═══ Material supplied

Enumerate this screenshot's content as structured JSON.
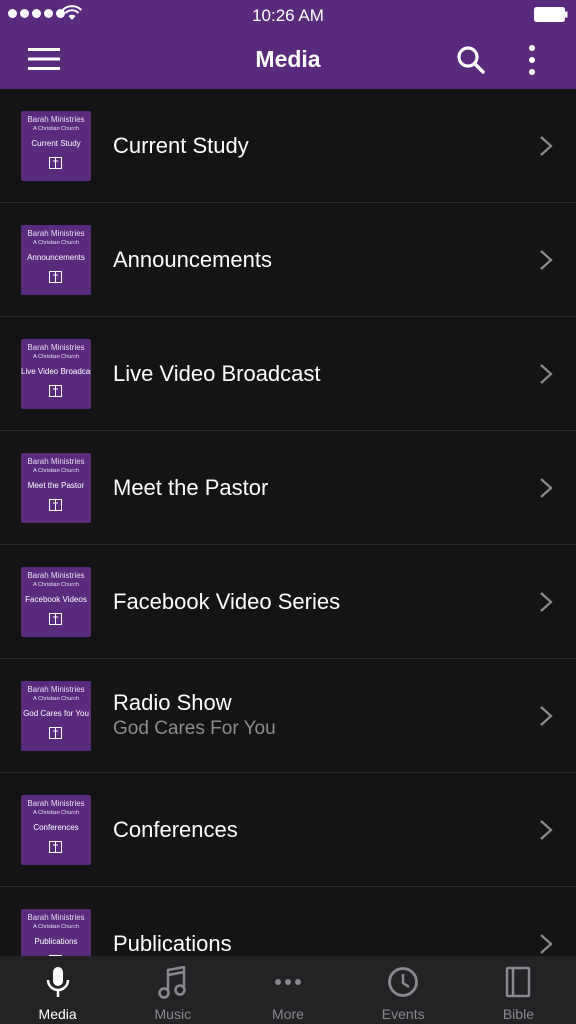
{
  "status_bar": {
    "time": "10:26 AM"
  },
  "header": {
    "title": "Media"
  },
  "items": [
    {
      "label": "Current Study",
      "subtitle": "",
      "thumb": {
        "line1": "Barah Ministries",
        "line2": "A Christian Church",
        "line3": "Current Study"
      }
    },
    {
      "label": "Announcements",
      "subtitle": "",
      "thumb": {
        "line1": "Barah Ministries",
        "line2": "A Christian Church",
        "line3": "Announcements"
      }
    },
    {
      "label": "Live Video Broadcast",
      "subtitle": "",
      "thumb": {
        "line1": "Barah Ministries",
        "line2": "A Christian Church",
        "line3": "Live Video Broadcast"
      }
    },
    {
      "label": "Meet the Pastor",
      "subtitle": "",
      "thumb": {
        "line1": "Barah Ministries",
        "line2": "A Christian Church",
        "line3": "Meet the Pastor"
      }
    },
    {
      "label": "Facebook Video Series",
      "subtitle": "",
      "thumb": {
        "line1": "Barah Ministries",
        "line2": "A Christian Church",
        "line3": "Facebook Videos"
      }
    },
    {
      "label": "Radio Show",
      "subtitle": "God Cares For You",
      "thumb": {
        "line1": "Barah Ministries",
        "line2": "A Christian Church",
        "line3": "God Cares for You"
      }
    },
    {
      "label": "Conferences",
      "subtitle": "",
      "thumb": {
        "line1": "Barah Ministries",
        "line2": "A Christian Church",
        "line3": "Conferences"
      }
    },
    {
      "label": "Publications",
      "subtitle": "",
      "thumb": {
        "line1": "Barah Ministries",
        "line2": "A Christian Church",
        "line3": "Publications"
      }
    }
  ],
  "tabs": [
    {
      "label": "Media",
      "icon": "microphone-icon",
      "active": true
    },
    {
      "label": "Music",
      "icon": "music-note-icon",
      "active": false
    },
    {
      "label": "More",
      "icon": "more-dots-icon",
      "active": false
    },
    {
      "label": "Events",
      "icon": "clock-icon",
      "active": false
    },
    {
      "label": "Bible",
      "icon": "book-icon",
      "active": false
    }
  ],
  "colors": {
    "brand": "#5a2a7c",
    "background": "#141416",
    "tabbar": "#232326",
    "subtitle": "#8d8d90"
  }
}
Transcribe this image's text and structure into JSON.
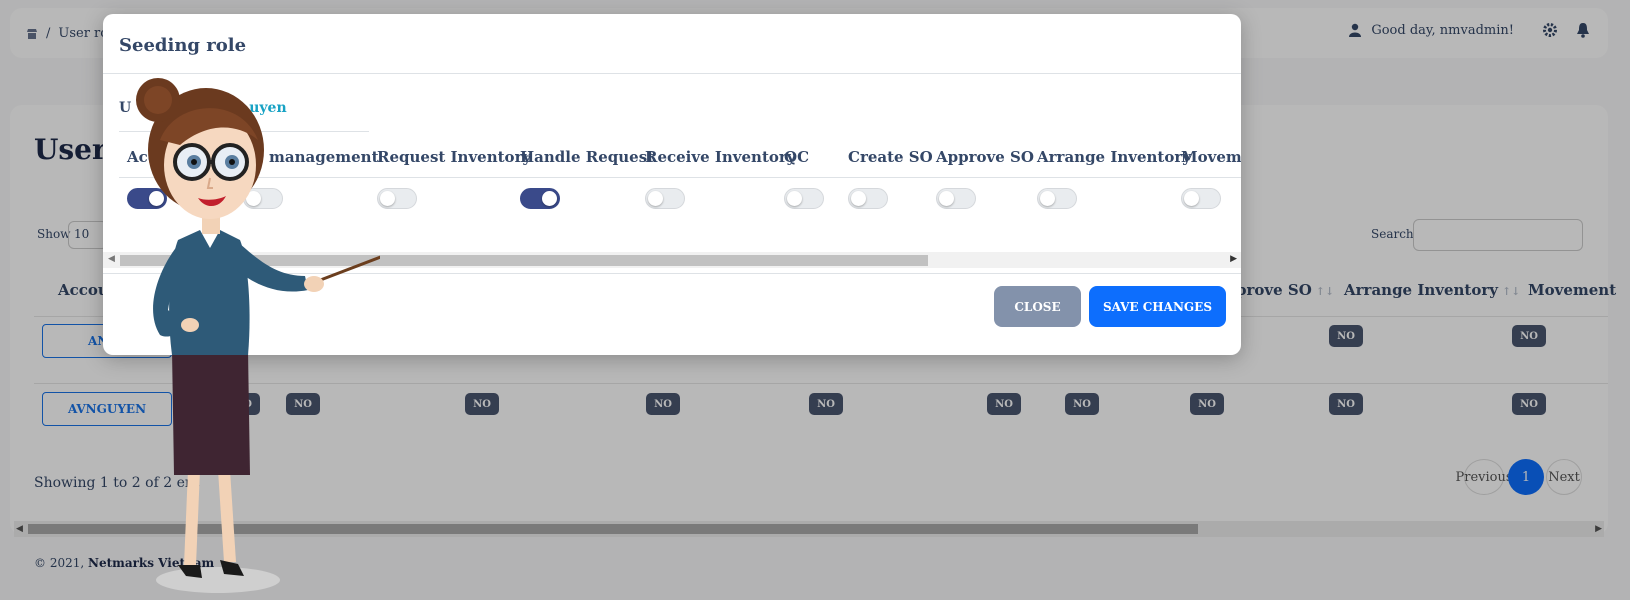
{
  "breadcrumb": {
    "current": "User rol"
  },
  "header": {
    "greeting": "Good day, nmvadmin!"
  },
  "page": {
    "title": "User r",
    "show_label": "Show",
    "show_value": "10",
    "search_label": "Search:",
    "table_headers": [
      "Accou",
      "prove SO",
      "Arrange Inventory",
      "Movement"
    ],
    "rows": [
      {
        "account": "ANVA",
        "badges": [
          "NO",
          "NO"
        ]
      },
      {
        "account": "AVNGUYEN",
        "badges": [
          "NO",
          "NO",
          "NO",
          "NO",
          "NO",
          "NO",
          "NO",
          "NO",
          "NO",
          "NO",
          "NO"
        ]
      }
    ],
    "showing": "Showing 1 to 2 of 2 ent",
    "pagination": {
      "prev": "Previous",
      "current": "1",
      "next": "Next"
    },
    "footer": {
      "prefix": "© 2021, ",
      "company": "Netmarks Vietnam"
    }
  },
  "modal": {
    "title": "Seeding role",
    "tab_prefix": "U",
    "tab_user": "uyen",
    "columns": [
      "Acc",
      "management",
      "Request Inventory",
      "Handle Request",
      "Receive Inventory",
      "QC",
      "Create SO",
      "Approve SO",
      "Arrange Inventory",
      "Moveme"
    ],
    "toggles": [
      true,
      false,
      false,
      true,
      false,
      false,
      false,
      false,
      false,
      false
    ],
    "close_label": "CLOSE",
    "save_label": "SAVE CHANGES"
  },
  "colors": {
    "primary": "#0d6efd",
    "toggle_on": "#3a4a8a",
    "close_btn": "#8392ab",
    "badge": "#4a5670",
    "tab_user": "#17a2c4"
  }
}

══════
═══ Material supplied

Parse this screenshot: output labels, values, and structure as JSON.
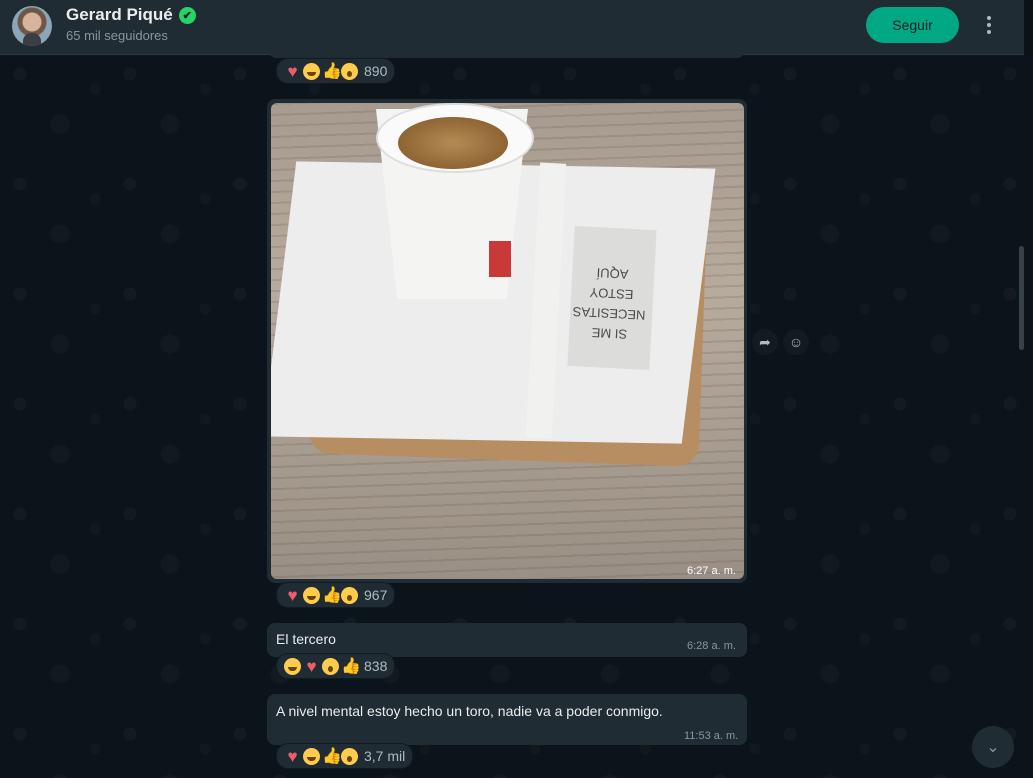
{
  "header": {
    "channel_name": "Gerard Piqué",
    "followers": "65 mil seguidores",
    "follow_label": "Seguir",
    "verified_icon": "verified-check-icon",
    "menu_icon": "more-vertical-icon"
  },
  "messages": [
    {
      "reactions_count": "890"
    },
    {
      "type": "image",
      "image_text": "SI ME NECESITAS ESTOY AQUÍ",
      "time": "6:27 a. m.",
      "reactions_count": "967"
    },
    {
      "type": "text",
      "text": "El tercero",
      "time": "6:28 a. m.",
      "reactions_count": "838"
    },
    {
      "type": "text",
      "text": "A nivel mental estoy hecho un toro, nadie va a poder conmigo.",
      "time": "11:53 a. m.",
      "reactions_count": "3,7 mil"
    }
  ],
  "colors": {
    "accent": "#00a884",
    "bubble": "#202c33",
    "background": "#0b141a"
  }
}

══════
═══ Material supplied

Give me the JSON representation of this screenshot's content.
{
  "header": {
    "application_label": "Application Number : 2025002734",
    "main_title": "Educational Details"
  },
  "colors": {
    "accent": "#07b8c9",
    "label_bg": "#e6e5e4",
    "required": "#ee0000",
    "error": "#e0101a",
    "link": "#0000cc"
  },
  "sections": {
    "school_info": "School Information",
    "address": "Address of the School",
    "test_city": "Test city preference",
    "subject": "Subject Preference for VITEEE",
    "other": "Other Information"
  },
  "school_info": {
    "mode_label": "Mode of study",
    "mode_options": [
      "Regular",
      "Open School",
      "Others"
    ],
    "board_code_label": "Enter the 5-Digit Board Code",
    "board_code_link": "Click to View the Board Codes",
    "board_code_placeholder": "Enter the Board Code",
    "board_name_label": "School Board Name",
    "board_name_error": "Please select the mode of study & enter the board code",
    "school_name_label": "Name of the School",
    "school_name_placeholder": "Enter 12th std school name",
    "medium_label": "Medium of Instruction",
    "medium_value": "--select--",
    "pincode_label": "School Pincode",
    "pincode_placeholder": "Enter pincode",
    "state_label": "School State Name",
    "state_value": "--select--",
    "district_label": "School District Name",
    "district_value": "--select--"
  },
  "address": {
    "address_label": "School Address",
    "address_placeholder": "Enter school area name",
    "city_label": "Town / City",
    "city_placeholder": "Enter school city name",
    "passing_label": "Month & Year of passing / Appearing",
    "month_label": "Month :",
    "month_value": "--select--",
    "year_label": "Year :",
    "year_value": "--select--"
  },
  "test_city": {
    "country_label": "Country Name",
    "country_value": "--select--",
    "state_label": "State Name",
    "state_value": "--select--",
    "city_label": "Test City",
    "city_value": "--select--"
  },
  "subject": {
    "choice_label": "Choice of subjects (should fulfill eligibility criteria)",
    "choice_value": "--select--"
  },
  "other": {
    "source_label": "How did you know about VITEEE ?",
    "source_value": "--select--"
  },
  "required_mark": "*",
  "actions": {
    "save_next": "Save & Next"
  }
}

══════

### To do:
Report how many lines in the data contain the word "Meet", with no words besides the number.

### Answer:
2